Brief: Among the lines below, list those containing the string "Uses".
--- BEGIN Supplied material ---
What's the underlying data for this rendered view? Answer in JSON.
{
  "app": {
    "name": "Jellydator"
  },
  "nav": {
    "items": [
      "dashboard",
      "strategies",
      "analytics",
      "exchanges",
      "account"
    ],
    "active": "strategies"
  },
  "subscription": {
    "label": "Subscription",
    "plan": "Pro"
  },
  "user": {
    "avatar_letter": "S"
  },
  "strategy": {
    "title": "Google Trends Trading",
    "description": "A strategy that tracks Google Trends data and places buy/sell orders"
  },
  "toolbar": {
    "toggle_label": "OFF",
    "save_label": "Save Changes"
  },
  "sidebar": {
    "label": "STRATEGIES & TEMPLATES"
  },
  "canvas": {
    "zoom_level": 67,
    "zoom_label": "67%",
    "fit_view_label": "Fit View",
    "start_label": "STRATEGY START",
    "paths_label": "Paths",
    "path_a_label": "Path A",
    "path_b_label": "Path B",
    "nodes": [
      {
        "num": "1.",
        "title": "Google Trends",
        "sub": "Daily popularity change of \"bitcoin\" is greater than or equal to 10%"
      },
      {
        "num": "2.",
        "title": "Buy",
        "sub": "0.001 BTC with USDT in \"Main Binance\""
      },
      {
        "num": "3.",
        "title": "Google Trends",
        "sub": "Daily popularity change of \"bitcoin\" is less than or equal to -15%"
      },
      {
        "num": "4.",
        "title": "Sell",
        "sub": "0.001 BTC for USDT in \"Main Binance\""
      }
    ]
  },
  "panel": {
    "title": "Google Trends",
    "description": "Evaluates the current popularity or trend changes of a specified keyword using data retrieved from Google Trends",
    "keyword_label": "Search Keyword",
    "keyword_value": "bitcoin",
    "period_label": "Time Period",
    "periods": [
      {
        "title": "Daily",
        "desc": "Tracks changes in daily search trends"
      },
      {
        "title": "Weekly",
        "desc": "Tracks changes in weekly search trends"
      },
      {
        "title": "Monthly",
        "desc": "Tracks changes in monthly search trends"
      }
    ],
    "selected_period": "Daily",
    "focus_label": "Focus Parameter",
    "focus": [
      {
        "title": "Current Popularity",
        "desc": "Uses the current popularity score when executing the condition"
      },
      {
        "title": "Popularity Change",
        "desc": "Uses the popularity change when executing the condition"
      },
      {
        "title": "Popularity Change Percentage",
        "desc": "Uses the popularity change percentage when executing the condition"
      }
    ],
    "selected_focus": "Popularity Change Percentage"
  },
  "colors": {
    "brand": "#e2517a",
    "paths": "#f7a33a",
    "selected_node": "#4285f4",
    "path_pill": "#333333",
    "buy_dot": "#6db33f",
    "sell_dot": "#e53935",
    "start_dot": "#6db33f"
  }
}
--- END Supplied material ---
Task response:
        "desc": "Uses the current popularity score when executing the condition"
        "desc": "Uses the popularity change when executing the condition"
        "desc": "Uses the popularity change percentage when executing the condition"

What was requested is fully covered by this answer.